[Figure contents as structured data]
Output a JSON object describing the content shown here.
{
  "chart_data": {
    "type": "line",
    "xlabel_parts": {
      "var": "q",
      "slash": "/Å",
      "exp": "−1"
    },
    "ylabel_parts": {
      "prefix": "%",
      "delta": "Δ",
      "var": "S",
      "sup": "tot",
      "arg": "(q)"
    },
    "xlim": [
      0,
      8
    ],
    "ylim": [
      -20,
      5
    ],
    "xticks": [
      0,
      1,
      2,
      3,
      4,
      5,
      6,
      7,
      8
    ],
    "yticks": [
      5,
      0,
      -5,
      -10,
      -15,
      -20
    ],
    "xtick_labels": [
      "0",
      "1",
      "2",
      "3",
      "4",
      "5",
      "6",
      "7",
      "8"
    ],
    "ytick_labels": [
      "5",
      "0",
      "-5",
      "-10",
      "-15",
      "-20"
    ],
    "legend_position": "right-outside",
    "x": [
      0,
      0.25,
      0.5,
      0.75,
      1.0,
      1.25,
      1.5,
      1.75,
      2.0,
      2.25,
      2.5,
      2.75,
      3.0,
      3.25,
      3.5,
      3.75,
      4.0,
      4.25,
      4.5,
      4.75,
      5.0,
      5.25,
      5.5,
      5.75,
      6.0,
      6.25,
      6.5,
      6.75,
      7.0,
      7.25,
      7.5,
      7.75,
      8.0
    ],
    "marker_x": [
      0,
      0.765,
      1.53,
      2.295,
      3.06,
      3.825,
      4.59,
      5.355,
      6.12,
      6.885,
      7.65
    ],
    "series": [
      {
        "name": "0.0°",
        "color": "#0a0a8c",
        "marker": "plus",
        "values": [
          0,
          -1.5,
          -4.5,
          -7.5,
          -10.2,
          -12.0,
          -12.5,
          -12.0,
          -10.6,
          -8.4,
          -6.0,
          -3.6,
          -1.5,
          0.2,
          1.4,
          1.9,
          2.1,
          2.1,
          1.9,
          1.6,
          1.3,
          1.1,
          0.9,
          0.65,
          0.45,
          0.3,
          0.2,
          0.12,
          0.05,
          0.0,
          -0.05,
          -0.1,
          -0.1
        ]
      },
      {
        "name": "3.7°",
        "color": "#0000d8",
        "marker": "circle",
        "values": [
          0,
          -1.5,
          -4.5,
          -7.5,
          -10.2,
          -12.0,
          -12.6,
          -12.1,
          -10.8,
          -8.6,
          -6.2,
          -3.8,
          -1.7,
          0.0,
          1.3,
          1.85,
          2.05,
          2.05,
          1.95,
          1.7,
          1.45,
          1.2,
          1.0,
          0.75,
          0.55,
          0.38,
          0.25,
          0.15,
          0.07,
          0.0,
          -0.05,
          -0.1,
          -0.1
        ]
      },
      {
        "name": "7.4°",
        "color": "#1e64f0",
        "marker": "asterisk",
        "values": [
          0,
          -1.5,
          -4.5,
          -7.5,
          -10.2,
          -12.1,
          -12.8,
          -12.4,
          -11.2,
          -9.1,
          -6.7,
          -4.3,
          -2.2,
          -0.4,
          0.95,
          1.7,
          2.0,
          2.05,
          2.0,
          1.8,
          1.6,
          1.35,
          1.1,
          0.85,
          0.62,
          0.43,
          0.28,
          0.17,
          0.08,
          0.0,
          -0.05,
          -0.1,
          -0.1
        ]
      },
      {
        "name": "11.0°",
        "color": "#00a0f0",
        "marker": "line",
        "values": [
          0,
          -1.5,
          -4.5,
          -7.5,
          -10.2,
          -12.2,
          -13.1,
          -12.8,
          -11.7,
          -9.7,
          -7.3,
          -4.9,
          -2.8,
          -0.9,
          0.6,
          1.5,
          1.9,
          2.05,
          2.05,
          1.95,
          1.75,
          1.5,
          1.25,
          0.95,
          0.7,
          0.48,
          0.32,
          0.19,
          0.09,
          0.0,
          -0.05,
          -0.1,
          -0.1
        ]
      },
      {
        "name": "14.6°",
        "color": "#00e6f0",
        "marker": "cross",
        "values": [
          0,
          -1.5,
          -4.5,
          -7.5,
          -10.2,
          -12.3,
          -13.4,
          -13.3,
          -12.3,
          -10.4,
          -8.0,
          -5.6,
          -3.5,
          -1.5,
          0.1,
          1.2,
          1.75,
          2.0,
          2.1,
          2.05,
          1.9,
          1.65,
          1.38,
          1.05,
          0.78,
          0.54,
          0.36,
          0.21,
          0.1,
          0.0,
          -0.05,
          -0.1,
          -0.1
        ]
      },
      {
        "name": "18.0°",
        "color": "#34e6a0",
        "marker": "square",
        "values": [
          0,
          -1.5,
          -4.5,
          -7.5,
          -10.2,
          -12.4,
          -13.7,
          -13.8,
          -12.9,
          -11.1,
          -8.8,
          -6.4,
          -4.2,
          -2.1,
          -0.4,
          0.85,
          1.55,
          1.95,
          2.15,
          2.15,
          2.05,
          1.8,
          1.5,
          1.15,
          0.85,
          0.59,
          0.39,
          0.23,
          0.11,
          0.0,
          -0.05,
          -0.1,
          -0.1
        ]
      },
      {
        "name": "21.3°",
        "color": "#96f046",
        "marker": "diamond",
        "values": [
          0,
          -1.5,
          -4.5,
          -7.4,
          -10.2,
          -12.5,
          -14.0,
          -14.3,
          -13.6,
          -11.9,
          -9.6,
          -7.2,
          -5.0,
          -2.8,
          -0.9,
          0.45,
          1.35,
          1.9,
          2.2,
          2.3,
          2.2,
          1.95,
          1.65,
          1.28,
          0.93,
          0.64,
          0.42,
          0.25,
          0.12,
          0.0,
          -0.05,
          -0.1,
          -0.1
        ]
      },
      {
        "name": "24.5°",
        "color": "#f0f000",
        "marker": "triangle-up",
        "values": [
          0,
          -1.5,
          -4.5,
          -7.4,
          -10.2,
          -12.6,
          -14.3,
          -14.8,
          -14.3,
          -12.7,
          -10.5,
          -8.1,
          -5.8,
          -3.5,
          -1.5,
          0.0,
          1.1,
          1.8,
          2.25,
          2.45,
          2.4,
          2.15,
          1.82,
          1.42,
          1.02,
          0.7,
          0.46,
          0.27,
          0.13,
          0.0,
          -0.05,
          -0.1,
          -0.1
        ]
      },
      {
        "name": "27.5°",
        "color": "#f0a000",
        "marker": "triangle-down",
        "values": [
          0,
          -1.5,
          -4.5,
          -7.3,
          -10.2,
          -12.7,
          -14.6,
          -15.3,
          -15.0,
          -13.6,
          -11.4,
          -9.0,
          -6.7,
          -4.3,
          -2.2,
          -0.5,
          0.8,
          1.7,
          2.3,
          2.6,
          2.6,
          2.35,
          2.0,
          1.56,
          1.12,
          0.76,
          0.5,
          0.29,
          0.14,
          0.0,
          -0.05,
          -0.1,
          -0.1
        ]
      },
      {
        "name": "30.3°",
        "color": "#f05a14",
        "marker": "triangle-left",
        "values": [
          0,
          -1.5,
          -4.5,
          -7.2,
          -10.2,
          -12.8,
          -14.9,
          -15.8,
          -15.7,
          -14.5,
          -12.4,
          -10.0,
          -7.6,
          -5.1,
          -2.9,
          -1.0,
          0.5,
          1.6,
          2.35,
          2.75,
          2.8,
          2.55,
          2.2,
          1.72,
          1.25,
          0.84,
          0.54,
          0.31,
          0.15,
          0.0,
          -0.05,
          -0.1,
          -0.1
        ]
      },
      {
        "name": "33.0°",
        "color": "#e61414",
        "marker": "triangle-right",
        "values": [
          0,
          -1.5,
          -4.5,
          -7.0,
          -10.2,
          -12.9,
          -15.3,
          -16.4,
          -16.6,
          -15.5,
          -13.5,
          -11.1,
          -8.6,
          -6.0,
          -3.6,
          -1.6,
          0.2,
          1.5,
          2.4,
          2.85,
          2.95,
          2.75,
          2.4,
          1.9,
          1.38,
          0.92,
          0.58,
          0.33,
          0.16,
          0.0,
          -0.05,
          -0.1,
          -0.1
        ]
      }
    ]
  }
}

» Problem to solve
Pull every line containing "name" out of the records.

» Result of the exercise
        "name": "0.0°",
        "name": "3.7°",
        "name": "7.4°",
        "name": "11.0°",
        "name": "14.6°",
        "name": "18.0°",
        "name": "21.3°",
        "name": "24.5°",
        "name": "27.5°",
        "name": "30.3°",
        "name": "33.0°",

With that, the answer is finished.